══ EXCERPTED DATA ══

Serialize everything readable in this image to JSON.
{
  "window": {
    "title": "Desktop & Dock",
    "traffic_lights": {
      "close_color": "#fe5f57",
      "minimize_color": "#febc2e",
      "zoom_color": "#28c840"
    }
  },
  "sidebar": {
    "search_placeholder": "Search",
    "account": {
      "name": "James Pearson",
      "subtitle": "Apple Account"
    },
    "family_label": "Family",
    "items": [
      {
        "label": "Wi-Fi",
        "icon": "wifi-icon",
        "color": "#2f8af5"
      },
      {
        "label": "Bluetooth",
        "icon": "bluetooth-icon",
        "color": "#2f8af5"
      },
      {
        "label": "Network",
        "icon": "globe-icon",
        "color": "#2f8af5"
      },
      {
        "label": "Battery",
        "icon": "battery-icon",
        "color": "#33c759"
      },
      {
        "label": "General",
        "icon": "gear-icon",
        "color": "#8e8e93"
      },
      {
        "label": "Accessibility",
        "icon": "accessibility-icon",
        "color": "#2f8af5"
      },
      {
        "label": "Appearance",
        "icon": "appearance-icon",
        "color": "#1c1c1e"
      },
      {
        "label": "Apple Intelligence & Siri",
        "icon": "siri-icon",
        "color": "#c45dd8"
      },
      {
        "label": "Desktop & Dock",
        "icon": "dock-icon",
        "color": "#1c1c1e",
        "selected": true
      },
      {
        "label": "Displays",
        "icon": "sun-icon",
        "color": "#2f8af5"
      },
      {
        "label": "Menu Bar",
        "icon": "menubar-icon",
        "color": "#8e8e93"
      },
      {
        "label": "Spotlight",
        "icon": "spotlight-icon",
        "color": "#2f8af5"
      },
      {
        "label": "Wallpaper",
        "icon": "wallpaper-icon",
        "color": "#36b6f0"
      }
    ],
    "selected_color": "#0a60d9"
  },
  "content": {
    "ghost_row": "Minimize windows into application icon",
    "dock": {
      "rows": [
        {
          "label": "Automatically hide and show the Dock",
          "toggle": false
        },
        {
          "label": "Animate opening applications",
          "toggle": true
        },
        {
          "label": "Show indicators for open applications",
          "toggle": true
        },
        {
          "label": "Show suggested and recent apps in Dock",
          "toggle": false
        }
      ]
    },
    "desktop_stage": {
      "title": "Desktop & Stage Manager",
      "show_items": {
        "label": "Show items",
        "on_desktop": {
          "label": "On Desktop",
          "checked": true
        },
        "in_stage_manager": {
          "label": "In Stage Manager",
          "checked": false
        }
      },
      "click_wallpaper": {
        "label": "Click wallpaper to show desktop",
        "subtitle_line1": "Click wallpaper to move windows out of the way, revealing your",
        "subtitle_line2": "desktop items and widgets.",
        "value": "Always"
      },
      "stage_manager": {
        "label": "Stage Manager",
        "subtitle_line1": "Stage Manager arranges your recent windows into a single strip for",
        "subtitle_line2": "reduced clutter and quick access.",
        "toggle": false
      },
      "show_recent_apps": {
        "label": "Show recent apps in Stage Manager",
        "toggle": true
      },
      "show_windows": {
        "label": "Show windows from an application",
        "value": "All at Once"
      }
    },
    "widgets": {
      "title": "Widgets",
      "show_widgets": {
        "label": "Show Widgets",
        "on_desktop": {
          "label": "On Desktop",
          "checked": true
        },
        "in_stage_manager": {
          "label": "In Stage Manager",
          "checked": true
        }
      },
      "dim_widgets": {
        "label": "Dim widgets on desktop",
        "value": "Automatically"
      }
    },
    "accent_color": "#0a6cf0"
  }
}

═══

• **TASK INSTRUCTIONS**: The data above must be returned in full, exactly as written.

• **ANSWER FOR THE TASK**:
Serialize everything readable in this image to JSON.
{
  "window": {
    "title": "Desktop & Dock",
    "traffic_lights": {
      "close_color": "#fe5f57",
      "minimize_color": "#febc2e",
      "zoom_color": "#28c840"
    }
  },
  "sidebar": {
    "search_placeholder": "Search",
    "account": {
      "name": "James Pearson",
      "subtitle": "Apple Account"
    },
    "family_label": "Family",
    "items": [
      {
        "label": "Wi-Fi",
        "icon": "wifi-icon",
        "color": "#2f8af5"
      },
      {
        "label": "Bluetooth",
        "icon": "bluetooth-icon",
        "color": "#2f8af5"
      },
      {
        "label": "Network",
        "icon": "globe-icon",
        "color": "#2f8af5"
      },
      {
        "label": "Battery",
        "icon": "battery-icon",
        "color": "#33c759"
      },
      {
        "label": "General",
        "icon": "gear-icon",
        "color": "#8e8e93"
      },
      {
        "label": "Accessibility",
        "icon": "accessibility-icon",
        "color": "#2f8af5"
      },
      {
        "label": "Appearance",
        "icon": "appearance-icon",
        "color": "#1c1c1e"
      },
      {
        "label": "Apple Intelligence & Siri",
        "icon": "siri-icon",
        "color": "#c45dd8"
      },
      {
        "label": "Desktop & Dock",
        "icon": "dock-icon",
        "color": "#1c1c1e",
        "selected": true
      },
      {
        "label": "Displays",
        "icon": "sun-icon",
        "color": "#2f8af5"
      },
      {
        "label": "Menu Bar",
        "icon": "menubar-icon",
        "color": "#8e8e93"
      },
      {
        "label": "Spotlight",
        "icon": "spotlight-icon",
        "color": "#2f8af5"
      },
      {
        "label": "Wallpaper",
        "icon": "wallpaper-icon",
        "color": "#36b6f0"
      }
    ],
    "selected_color": "#0a60d9"
  },
  "content": {
    "ghost_row": "Minimize windows into application icon",
    "dock": {
      "rows": [
        {
          "label": "Automatically hide and show the Dock",
          "toggle": false
        },
        {
          "label": "Animate opening applications",
          "toggle": true
        },
        {
          "label": "Show indicators for open applications",
          "toggle": true
        },
        {
          "label": "Show suggested and recent apps in Dock",
          "toggle": false
        }
      ]
    },
    "desktop_stage": {
      "title": "Desktop & Stage Manager",
      "show_items": {
        "label": "Show items",
        "on_desktop": {
          "label": "On Desktop",
          "checked": true
        },
        "in_stage_manager": {
          "label": "In Stage Manager",
          "checked": false
        }
      },
      "click_wallpaper": {
        "label": "Click wallpaper to show desktop",
        "subtitle_line1": "Click wallpaper to move windows out of the way, revealing your",
        "subtitle_line2": "desktop items and widgets.",
        "value": "Always"
      },
      "stage_manager": {
        "label": "Stage Manager",
        "subtitle_line1": "Stage Manager arranges your recent windows into a single strip for",
        "subtitle_line2": "reduced clutter and quick access.",
        "toggle": false
      },
      "show_recent_apps": {
        "label": "Show recent apps in Stage Manager",
        "toggle": true
      },
      "show_windows": {
        "label": "Show windows from an application",
        "value": "All at Once"
      }
    },
    "widgets": {
      "title": "Widgets",
      "show_widgets": {
        "label": "Show Widgets",
        "on_desktop": {
          "label": "On Desktop",
          "checked": true
        },
        "in_stage_manager": {
          "label": "In Stage Manager",
          "checked": true
        }
      },
      "dim_widgets": {
        "label": "Dim widgets on desktop",
        "value": "Automatically"
      }
    },
    "accent_color": "#0a6cf0"
  }
}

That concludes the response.